[Structured figure records]
──────────────────────────────
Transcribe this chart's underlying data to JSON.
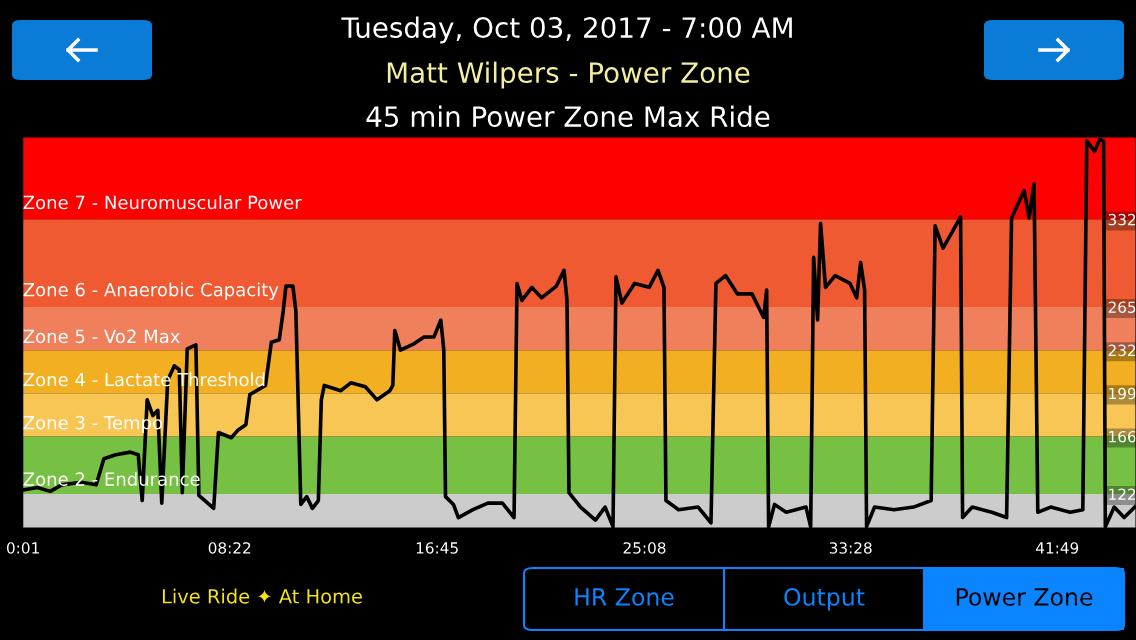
{
  "chart_data": {
    "type": "line",
    "title": "Tuesday, Oct 03, 2017 - 7:00 AM",
    "subtitle": "Matt Wilpers - Power Zone",
    "annotations": [
      "45 min Power Zone Max Ride",
      "Live Ride ✦ At Home",
      "HR Zone",
      "Output",
      "Power Zone"
    ],
    "xlim": [
      0,
      45
    ],
    "ylim": [
      96,
      395
    ],
    "xticks": [
      {
        "value": 0.0167,
        "label": "0:01"
      },
      {
        "value": 8.367,
        "label": "08:22"
      },
      {
        "value": 16.75,
        "label": "16:45"
      },
      {
        "value": 25.133,
        "label": "25:08"
      },
      {
        "value": 33.467,
        "label": "33:28"
      },
      {
        "value": 41.817,
        "label": "41:49"
      }
    ],
    "yticks": [
      122,
      166,
      199,
      232,
      265,
      332
    ],
    "grid": false,
    "marker": "none",
    "line_style": "solid",
    "bands": [
      {
        "axis": "y",
        "from": 96,
        "to": 122,
        "label": null,
        "color": "#cccccc"
      },
      {
        "axis": "y",
        "from": 122,
        "to": 166,
        "label": "Zone 2 - Endurance",
        "color": "#76c043"
      },
      {
        "axis": "y",
        "from": 166,
        "to": 199,
        "label": "Zone 3 - Tempo",
        "color": "#f7c655"
      },
      {
        "axis": "y",
        "from": 199,
        "to": 232,
        "label": "Zone 4 - Lactate Threshold",
        "color": "#f2af22"
      },
      {
        "axis": "y",
        "from": 232,
        "to": 265,
        "label": "Zone 5 - Vo2 Max",
        "color": "#f07f5c"
      },
      {
        "axis": "y",
        "from": 265,
        "to": 332,
        "label": "Zone 6 - Anaerobic Capacity",
        "color": "#ef5a32"
      },
      {
        "axis": "y",
        "from": 332,
        "to": 395,
        "label": "Zone 7 - Neuromuscular Power",
        "color": "#ff0000"
      }
    ],
    "series": [
      {
        "color": "#000000",
        "x": [
          0,
          0.59,
          1.11,
          1.58,
          2.37,
          2.97,
          3.28,
          3.76,
          4.35,
          4.67,
          4.83,
          5.03,
          5.26,
          5.46,
          5.62,
          5.86,
          6.13,
          6.33,
          6.45,
          6.65,
          7.0,
          7.12,
          7.72,
          7.91,
          8.43,
          8.71,
          9.02,
          9.18,
          9.81,
          10.05,
          10.37,
          10.53,
          10.64,
          10.92,
          11.04,
          11.24,
          11.48,
          11.71,
          11.95,
          12.07,
          12.19,
          12.86,
          13.26,
          13.85,
          14.32,
          14.84,
          14.96,
          15.04,
          15.27,
          15.83,
          16.22,
          16.62,
          16.9,
          17.02,
          17.09,
          17.41,
          17.61,
          18.2,
          18.8,
          19.39,
          19.86,
          19.98,
          20.18,
          20.58,
          20.97,
          21.57,
          21.88,
          22.0,
          22.08,
          22.55,
          23.15,
          23.54,
          23.86,
          23.98,
          24.22,
          24.73,
          25.32,
          25.68,
          25.92,
          26.0,
          26.51,
          27.3,
          27.82,
          28.02,
          28.41,
          28.89,
          29.48,
          29.95,
          30.07,
          30.15,
          30.39,
          30.86,
          31.66,
          31.85,
          31.97,
          32.13,
          32.25,
          32.45,
          32.84,
          33.44,
          33.71,
          33.87,
          34.03,
          34.11,
          34.43,
          35.22,
          36.01,
          36.72,
          36.88,
          37.2,
          37.59,
          37.91,
          37.99,
          38.38,
          39.17,
          39.77,
          39.97,
          40.48,
          40.68,
          40.88,
          41.03,
          41.55,
          42.34,
          42.85,
          43.01,
          43.33,
          43.53,
          43.69,
          43.76,
          44.12,
          44.52,
          44.95
        ],
        "values": [
          125,
          127,
          124,
          129,
          131,
          129,
          149,
          152,
          154,
          152,
          117,
          194,
          182,
          186,
          115,
          209,
          220,
          217,
          123,
          233,
          236,
          121,
          111,
          169,
          165,
          171,
          175,
          198,
          205,
          238,
          240,
          262,
          281,
          281,
          262,
          114,
          120,
          111,
          117,
          194,
          205,
          201,
          207,
          204,
          194,
          201,
          205,
          247,
          232,
          237,
          242,
          242,
          255,
          232,
          120,
          114,
          104,
          110,
          115,
          115,
          104,
          283,
          270,
          280,
          272,
          281,
          293,
          270,
          123,
          112,
          102,
          112,
          97,
          288,
          268,
          283,
          280,
          293,
          280,
          117,
          110,
          112,
          100,
          283,
          289,
          275,
          275,
          257,
          278,
          97,
          114,
          108,
          112,
          97,
          303,
          255,
          329,
          280,
          289,
          283,
          272,
          299,
          278,
          97,
          112,
          110,
          112,
          117,
          327,
          310,
          323,
          334,
          104,
          112,
          108,
          104,
          333,
          354,
          333,
          359,
          108,
          112,
          108,
          110,
          392,
          384,
          393,
          392,
          97,
          112,
          104,
          112
        ]
      }
    ]
  }
}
──────────────────────────────
■ Given exercise:
Pictures stay out; repeat all the rest of the records exactly.

■ Answer to the task:
Transcribe this chart's underlying data to JSON.
{
  "chart_data": {
    "type": "line",
    "title": "Tuesday, Oct 03, 2017 - 7:00 AM",
    "subtitle": "Matt Wilpers - Power Zone",
    "annotations": [
      "45 min Power Zone Max Ride",
      "Live Ride ✦ At Home",
      "HR Zone",
      "Output",
      "Power Zone"
    ],
    "xlim": [
      0,
      45
    ],
    "ylim": [
      96,
      395
    ],
    "xticks": [
      {
        "value": 0.0167,
        "label": "0:01"
      },
      {
        "value": 8.367,
        "label": "08:22"
      },
      {
        "value": 16.75,
        "label": "16:45"
      },
      {
        "value": 25.133,
        "label": "25:08"
      },
      {
        "value": 33.467,
        "label": "33:28"
      },
      {
        "value": 41.817,
        "label": "41:49"
      }
    ],
    "yticks": [
      122,
      166,
      199,
      232,
      265,
      332
    ],
    "grid": false,
    "marker": "none",
    "line_style": "solid",
    "bands": [
      {
        "axis": "y",
        "from": 96,
        "to": 122,
        "label": null,
        "color": "#cccccc"
      },
      {
        "axis": "y",
        "from": 122,
        "to": 166,
        "label": "Zone 2 - Endurance",
        "color": "#76c043"
      },
      {
        "axis": "y",
        "from": 166,
        "to": 199,
        "label": "Zone 3 - Tempo",
        "color": "#f7c655"
      },
      {
        "axis": "y",
        "from": 199,
        "to": 232,
        "label": "Zone 4 - Lactate Threshold",
        "color": "#f2af22"
      },
      {
        "axis": "y",
        "from": 232,
        "to": 265,
        "label": "Zone 5 - Vo2 Max",
        "color": "#f07f5c"
      },
      {
        "axis": "y",
        "from": 265,
        "to": 332,
        "label": "Zone 6 - Anaerobic Capacity",
        "color": "#ef5a32"
      },
      {
        "axis": "y",
        "from": 332,
        "to": 395,
        "label": "Zone 7 - Neuromuscular Power",
        "color": "#ff0000"
      }
    ],
    "series": [
      {
        "color": "#000000",
        "x": [
          0,
          0.59,
          1.11,
          1.58,
          2.37,
          2.97,
          3.28,
          3.76,
          4.35,
          4.67,
          4.83,
          5.03,
          5.26,
          5.46,
          5.62,
          5.86,
          6.13,
          6.33,
          6.45,
          6.65,
          7.0,
          7.12,
          7.72,
          7.91,
          8.43,
          8.71,
          9.02,
          9.18,
          9.81,
          10.05,
          10.37,
          10.53,
          10.64,
          10.92,
          11.04,
          11.24,
          11.48,
          11.71,
          11.95,
          12.07,
          12.19,
          12.86,
          13.26,
          13.85,
          14.32,
          14.84,
          14.96,
          15.04,
          15.27,
          15.83,
          16.22,
          16.62,
          16.9,
          17.02,
          17.09,
          17.41,
          17.61,
          18.2,
          18.8,
          19.39,
          19.86,
          19.98,
          20.18,
          20.58,
          20.97,
          21.57,
          21.88,
          22.0,
          22.08,
          22.55,
          23.15,
          23.54,
          23.86,
          23.98,
          24.22,
          24.73,
          25.32,
          25.68,
          25.92,
          26.0,
          26.51,
          27.3,
          27.82,
          28.02,
          28.41,
          28.89,
          29.48,
          29.95,
          30.07,
          30.15,
          30.39,
          30.86,
          31.66,
          31.85,
          31.97,
          32.13,
          32.25,
          32.45,
          32.84,
          33.44,
          33.71,
          33.87,
          34.03,
          34.11,
          34.43,
          35.22,
          36.01,
          36.72,
          36.88,
          37.2,
          37.59,
          37.91,
          37.99,
          38.38,
          39.17,
          39.77,
          39.97,
          40.48,
          40.68,
          40.88,
          41.03,
          41.55,
          42.34,
          42.85,
          43.01,
          43.33,
          43.53,
          43.69,
          43.76,
          44.12,
          44.52,
          44.95
        ],
        "values": [
          125,
          127,
          124,
          129,
          131,
          129,
          149,
          152,
          154,
          152,
          117,
          194,
          182,
          186,
          115,
          209,
          220,
          217,
          123,
          233,
          236,
          121,
          111,
          169,
          165,
          171,
          175,
          198,
          205,
          238,
          240,
          262,
          281,
          281,
          262,
          114,
          120,
          111,
          117,
          194,
          205,
          201,
          207,
          204,
          194,
          201,
          205,
          247,
          232,
          237,
          242,
          242,
          255,
          232,
          120,
          114,
          104,
          110,
          115,
          115,
          104,
          283,
          270,
          280,
          272,
          281,
          293,
          270,
          123,
          112,
          102,
          112,
          97,
          288,
          268,
          283,
          280,
          293,
          280,
          117,
          110,
          112,
          100,
          283,
          289,
          275,
          275,
          257,
          278,
          97,
          114,
          108,
          112,
          97,
          303,
          255,
          329,
          280,
          289,
          283,
          272,
          299,
          278,
          97,
          112,
          110,
          112,
          117,
          327,
          310,
          323,
          334,
          104,
          112,
          108,
          104,
          333,
          354,
          333,
          359,
          108,
          112,
          108,
          110,
          392,
          384,
          393,
          392,
          97,
          112,
          104,
          112
        ]
      }
    ]
  }
}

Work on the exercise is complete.